What the task asks |
Each record below should appear again exactly as written.

Rows from a figure dataset
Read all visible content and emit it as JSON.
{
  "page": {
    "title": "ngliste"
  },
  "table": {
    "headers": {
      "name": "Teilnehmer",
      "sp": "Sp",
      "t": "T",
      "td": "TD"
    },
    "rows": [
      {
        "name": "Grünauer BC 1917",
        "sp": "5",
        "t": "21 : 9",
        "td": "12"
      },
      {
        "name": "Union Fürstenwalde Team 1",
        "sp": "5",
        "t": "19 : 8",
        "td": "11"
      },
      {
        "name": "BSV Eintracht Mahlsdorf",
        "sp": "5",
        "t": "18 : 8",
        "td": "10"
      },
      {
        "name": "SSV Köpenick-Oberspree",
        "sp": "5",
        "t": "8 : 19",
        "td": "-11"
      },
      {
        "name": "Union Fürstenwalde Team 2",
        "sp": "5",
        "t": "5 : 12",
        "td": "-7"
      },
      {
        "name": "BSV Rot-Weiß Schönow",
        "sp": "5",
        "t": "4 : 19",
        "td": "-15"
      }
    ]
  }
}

Exercise answer |
Read all visible content and emit it as JSON.
{
  "page": {
    "title": "ngliste"
  },
  "table": {
    "headers": {
      "name": "Teilnehmer",
      "sp": "Sp",
      "t": "T",
      "td": "TD"
    },
    "rows": [
      {
        "name": "Grünauer BC 1917",
        "sp": "5",
        "t": "21 : 9",
        "td": "12"
      },
      {
        "name": "Union Fürstenwalde Team 1",
        "sp": "5",
        "t": "19 : 8",
        "td": "11"
      },
      {
        "name": "BSV Eintracht Mahlsdorf",
        "sp": "5",
        "t": "18 : 8",
        "td": "10"
      },
      {
        "name": "SSV Köpenick-Oberspree",
        "sp": "5",
        "t": "8 : 19",
        "td": "-11"
      },
      {
        "name": "Union Fürstenwalde Team 2",
        "sp": "5",
        "t": "5 : 12",
        "td": "-7"
      },
      {
        "name": "BSV Rot-Weiß Schönow",
        "sp": "5",
        "t": "4 : 19",
        "td": "-15"
      }
    ]
  }
}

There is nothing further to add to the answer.